• What to do:
Gather every line from the entries below that includes "China".

• Given information:
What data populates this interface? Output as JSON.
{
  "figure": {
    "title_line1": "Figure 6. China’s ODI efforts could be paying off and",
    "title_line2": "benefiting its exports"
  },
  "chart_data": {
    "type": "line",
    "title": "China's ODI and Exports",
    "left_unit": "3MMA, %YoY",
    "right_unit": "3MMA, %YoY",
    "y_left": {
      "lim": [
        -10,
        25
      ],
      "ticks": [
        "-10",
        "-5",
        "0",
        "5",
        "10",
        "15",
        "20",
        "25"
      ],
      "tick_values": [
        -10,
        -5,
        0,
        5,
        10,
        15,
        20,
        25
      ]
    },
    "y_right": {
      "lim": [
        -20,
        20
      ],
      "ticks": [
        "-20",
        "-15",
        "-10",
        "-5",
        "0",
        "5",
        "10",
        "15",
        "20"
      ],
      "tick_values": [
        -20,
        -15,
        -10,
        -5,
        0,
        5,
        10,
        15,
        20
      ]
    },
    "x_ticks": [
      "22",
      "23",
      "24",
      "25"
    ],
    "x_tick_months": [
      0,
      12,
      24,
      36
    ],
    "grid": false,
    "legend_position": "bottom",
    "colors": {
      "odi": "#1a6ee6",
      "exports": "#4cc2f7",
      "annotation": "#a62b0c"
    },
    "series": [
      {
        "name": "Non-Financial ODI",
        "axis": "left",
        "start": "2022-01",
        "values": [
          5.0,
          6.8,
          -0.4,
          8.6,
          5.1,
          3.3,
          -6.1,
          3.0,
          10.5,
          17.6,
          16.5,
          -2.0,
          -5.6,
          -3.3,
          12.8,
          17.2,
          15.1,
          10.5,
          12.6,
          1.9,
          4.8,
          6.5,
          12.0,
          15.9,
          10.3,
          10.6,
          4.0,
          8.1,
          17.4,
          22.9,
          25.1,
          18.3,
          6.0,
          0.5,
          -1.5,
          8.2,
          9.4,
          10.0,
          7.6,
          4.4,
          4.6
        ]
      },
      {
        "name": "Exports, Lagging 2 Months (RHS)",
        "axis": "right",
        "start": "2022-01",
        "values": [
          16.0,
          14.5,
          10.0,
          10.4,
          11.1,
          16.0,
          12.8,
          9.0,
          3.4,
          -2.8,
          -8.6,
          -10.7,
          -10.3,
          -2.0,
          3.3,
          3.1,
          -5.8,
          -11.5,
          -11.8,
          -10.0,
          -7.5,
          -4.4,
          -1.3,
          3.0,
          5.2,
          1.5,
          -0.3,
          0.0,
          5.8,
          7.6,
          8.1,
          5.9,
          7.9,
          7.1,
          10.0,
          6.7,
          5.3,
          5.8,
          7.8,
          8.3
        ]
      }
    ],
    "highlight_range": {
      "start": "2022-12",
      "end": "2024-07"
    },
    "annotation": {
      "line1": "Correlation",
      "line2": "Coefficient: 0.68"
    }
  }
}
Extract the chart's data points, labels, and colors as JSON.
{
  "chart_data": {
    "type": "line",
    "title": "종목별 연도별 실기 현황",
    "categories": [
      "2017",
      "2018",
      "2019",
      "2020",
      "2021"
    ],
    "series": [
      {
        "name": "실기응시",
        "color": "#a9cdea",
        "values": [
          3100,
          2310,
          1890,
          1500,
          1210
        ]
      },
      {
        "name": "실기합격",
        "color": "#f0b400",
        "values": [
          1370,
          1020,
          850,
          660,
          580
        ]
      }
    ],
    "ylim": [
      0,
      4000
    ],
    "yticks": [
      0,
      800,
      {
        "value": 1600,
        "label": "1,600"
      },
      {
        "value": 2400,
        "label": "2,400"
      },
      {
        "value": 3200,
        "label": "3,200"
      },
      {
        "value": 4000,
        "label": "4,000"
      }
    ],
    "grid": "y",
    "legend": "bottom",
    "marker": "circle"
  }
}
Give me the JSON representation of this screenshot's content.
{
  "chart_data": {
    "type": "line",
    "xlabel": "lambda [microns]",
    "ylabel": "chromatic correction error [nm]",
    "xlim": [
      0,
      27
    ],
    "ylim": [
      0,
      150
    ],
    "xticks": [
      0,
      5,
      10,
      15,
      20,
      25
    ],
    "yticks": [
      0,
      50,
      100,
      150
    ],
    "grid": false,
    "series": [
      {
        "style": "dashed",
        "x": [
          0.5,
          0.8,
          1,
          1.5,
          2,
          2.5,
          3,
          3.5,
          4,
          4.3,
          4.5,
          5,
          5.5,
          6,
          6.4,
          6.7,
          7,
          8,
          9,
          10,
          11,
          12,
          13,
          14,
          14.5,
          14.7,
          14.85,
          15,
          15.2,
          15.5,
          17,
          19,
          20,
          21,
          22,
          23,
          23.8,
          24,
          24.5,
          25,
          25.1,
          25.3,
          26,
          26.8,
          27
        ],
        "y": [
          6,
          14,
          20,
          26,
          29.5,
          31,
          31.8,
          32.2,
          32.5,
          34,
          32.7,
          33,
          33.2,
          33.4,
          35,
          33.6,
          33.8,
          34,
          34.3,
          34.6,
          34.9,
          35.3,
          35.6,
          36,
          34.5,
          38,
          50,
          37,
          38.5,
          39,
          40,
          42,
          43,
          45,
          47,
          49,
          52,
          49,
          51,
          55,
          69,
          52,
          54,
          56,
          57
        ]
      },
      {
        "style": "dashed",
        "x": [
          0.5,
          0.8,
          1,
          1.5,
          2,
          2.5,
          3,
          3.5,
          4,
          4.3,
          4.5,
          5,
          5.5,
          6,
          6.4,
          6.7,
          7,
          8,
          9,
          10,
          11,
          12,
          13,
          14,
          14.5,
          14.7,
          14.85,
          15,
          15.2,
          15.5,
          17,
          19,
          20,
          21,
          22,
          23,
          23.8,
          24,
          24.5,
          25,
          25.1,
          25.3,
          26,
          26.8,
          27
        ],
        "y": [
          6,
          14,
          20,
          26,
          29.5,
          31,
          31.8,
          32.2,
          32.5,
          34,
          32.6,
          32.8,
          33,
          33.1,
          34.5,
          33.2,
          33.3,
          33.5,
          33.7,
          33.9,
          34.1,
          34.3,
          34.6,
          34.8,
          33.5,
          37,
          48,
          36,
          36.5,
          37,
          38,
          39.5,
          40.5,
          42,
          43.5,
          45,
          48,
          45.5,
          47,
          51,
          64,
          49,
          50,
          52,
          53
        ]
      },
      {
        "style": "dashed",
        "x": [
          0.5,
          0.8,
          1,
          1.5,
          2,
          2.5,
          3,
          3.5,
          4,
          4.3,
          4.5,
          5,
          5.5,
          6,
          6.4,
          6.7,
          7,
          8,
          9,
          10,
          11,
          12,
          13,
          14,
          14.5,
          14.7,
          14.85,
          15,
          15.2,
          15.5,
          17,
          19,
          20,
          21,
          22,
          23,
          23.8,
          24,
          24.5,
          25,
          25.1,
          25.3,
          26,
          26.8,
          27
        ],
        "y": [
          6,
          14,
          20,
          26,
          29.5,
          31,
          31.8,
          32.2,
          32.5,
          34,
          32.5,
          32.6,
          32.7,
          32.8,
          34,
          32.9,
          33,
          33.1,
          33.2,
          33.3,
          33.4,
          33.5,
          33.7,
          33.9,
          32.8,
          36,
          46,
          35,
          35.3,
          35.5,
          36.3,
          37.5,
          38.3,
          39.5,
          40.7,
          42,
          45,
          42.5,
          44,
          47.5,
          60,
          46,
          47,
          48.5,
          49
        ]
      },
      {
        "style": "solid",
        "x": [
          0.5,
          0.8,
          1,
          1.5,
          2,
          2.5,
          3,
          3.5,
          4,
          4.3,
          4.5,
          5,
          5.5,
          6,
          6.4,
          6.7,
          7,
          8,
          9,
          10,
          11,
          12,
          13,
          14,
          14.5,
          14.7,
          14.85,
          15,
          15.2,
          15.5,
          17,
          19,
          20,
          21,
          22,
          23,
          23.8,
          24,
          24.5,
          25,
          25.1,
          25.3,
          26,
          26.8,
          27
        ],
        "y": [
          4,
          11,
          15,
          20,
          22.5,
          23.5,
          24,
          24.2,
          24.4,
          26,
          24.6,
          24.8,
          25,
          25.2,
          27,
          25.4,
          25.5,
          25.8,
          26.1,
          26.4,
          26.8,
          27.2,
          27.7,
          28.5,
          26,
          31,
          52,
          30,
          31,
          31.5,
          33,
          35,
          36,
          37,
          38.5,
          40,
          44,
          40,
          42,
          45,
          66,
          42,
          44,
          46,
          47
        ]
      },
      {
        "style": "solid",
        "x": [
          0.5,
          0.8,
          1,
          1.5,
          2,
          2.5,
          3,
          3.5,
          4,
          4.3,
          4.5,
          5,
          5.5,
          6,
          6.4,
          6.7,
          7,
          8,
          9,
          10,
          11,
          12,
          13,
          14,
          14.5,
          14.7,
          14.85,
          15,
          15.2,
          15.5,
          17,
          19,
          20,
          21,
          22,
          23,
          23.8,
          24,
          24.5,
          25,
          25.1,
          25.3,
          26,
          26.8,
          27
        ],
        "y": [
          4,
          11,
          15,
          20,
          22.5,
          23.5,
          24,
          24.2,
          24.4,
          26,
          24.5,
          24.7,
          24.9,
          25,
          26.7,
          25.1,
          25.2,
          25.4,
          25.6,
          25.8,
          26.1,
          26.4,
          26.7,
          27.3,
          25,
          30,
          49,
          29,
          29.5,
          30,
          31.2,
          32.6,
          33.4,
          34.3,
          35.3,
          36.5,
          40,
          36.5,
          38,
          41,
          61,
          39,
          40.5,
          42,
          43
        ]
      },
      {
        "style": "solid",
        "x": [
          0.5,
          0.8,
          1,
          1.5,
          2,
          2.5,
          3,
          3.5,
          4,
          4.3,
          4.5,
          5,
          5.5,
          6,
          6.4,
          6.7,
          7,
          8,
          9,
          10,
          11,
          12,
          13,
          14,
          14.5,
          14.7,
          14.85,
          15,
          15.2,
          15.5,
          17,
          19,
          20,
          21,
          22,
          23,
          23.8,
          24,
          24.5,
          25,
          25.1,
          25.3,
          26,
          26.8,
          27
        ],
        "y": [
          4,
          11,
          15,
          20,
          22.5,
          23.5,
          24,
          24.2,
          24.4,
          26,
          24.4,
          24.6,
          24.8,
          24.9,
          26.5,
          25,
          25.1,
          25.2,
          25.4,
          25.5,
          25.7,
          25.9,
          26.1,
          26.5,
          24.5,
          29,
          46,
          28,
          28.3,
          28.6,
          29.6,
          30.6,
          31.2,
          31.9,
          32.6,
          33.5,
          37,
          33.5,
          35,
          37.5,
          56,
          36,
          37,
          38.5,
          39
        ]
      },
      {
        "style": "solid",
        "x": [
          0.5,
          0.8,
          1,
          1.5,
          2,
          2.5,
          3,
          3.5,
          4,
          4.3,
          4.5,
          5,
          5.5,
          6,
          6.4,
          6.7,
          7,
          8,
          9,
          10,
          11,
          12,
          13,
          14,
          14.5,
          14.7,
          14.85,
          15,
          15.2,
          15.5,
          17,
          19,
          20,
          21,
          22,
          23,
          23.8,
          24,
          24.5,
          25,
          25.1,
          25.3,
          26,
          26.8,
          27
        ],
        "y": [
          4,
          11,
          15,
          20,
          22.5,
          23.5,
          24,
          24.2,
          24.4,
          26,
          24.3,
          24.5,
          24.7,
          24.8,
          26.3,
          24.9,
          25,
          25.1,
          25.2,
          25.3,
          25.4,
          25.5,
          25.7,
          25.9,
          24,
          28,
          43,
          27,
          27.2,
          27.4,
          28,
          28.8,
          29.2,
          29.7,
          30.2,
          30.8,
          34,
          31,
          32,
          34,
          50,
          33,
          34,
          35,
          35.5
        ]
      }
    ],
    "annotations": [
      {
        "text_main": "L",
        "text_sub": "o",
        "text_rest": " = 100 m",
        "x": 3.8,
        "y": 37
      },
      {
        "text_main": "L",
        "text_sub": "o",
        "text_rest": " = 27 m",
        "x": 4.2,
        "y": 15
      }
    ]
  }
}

• Completed task:
    "title_line1": "Figure 6. China’s ODI efforts could be paying off and",
    "title": "China's ODI and Exports",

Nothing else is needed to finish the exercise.